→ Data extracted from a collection

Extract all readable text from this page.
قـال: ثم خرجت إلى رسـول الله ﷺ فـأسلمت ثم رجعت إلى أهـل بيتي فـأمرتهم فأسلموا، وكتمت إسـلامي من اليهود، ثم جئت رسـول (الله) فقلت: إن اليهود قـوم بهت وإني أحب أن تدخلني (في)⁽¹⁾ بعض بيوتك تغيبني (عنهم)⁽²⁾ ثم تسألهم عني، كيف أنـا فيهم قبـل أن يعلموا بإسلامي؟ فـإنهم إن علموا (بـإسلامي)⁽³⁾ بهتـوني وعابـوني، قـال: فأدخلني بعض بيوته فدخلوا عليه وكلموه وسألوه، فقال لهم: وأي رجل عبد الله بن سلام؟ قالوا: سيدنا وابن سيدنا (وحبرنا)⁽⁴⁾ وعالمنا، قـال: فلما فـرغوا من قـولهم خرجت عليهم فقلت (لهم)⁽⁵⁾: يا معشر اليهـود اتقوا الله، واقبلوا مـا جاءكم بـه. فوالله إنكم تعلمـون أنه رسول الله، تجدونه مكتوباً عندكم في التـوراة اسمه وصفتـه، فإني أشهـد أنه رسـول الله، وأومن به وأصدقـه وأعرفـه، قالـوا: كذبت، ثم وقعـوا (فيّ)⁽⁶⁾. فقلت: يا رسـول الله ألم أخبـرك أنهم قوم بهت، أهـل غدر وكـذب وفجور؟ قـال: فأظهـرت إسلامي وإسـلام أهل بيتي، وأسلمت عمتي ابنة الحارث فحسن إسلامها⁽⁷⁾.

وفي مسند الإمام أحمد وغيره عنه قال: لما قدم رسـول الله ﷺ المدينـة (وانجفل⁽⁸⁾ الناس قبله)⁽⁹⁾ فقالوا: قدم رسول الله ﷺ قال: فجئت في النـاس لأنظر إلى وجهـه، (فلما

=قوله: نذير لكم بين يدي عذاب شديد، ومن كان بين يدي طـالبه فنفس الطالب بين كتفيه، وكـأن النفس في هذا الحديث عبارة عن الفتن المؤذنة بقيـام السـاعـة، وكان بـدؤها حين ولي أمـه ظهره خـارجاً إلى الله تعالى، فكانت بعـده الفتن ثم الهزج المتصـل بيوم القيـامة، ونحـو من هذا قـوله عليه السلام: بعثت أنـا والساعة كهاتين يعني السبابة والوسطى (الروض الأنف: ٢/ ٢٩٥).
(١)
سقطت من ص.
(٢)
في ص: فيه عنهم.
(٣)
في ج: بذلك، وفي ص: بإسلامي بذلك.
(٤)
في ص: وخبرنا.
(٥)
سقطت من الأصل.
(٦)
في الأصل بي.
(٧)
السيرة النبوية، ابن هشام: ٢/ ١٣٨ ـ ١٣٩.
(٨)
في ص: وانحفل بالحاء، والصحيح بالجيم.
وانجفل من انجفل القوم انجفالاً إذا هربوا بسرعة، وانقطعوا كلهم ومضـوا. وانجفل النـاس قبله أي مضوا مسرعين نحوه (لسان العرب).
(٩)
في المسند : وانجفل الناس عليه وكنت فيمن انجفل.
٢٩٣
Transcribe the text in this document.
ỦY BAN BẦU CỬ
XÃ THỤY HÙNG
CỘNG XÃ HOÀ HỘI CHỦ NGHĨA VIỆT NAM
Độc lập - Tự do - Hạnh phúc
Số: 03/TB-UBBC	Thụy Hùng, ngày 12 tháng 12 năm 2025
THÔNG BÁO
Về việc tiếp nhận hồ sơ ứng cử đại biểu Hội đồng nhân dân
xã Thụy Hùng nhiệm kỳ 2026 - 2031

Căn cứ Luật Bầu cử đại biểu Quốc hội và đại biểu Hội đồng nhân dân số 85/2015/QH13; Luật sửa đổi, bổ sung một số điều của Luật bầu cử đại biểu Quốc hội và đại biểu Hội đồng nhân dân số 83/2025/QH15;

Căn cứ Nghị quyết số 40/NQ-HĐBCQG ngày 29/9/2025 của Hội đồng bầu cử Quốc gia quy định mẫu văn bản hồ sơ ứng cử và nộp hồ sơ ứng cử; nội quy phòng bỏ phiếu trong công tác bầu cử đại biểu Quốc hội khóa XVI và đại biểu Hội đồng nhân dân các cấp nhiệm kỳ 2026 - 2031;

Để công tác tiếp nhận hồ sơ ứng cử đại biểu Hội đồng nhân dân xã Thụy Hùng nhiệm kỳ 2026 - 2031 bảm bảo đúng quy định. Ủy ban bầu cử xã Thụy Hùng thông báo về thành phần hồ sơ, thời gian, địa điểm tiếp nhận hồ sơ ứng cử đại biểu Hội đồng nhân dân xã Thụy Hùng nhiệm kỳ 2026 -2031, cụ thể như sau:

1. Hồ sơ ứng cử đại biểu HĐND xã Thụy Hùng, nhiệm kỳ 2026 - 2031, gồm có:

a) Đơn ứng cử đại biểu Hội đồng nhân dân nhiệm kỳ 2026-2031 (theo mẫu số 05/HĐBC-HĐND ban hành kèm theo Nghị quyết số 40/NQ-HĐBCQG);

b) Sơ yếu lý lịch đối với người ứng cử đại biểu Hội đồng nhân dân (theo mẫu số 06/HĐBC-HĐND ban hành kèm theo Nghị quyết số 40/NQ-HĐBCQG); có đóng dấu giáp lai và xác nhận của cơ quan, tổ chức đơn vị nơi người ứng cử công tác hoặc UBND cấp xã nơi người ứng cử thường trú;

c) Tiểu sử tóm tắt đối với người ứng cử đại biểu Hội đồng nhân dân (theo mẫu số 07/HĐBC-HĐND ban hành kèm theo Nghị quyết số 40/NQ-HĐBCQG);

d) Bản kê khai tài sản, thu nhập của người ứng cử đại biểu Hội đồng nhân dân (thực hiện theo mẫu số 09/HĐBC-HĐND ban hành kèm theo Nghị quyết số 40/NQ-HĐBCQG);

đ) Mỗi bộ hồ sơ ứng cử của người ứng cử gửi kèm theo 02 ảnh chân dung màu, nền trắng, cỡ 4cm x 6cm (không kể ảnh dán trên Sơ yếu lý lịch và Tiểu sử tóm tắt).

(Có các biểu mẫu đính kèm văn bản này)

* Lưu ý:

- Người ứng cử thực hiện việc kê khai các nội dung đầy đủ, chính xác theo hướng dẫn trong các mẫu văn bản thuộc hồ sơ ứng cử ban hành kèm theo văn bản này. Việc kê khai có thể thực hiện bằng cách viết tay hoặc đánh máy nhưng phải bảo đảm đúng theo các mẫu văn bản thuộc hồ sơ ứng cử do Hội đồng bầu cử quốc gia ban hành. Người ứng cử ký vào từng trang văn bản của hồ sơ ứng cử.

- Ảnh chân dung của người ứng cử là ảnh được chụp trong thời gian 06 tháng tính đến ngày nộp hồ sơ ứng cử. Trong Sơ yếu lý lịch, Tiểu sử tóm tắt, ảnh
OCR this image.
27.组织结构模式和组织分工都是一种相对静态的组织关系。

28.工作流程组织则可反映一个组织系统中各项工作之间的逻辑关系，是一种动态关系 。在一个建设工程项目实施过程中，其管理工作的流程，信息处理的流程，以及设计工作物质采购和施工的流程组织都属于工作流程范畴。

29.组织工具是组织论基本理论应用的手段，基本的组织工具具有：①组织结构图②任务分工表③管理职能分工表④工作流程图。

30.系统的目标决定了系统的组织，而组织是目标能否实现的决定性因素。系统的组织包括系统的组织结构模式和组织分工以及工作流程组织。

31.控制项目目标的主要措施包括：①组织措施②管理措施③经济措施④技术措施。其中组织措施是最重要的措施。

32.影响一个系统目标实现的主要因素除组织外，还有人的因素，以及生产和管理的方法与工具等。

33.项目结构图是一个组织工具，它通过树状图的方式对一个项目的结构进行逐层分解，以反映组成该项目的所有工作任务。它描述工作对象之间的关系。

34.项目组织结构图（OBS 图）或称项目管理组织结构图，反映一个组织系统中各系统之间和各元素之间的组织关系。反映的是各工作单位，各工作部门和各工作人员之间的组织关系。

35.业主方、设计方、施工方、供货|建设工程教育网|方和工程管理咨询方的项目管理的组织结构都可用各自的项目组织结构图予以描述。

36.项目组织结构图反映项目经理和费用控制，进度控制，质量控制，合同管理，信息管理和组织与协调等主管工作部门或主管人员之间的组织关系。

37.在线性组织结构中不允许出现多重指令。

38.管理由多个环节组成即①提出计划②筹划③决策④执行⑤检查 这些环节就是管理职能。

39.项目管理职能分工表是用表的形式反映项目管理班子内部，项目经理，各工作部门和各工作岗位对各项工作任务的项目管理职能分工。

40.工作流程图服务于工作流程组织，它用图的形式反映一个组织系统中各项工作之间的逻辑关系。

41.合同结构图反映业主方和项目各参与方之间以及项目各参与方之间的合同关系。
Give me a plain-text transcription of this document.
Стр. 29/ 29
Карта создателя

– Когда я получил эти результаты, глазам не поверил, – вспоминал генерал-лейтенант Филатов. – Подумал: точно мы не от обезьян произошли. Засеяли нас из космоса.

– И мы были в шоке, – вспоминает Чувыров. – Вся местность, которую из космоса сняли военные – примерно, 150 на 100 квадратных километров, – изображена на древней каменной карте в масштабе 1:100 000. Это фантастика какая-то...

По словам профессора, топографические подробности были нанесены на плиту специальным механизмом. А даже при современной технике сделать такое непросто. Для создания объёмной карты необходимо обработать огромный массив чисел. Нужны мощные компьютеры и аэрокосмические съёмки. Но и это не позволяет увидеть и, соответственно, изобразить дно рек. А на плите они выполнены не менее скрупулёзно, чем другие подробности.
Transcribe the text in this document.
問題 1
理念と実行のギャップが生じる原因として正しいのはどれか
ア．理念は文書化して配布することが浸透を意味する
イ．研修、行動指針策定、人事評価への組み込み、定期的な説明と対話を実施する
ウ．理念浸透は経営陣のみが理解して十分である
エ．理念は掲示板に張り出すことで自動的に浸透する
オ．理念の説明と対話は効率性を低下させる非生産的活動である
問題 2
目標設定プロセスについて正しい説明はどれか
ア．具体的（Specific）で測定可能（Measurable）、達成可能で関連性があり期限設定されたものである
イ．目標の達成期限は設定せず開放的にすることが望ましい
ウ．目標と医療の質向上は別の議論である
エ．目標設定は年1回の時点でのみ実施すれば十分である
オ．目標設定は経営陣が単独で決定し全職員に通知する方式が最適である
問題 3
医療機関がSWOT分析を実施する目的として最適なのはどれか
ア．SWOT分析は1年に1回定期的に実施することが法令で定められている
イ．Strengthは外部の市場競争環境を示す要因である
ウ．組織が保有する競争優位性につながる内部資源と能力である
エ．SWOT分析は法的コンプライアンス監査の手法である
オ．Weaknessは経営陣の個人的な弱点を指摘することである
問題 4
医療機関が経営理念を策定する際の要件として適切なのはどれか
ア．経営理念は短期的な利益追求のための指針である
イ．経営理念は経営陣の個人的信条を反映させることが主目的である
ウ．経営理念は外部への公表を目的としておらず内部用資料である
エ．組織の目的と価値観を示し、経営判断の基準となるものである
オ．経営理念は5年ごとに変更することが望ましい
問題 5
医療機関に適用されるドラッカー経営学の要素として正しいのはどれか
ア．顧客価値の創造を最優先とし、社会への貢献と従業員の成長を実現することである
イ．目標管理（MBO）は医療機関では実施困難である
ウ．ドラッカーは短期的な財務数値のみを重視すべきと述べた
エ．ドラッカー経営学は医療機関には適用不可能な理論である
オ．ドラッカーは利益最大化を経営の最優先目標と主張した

→ What is needed
Copy out all lines that carry the word "النـاس".

→ Task output
وفي مسند الإمام أحمد وغيره عنه قال: لما قدم رسـول الله ﷺ المدينـة (وانجفل⁽⁸⁾ الناس قبله)⁽⁹⁾ فقالوا: قدم رسول الله ﷺ قال: فجئت في النـاس لأنظر إلى وجهـه، (فلما
وانجفل من انجفل القوم انجفالاً إذا هربوا بسرعة، وانقطعوا كلهم ومضـوا. وانجفل النـاس قبله أي مضوا مسرعين نحوه (لسان العرب).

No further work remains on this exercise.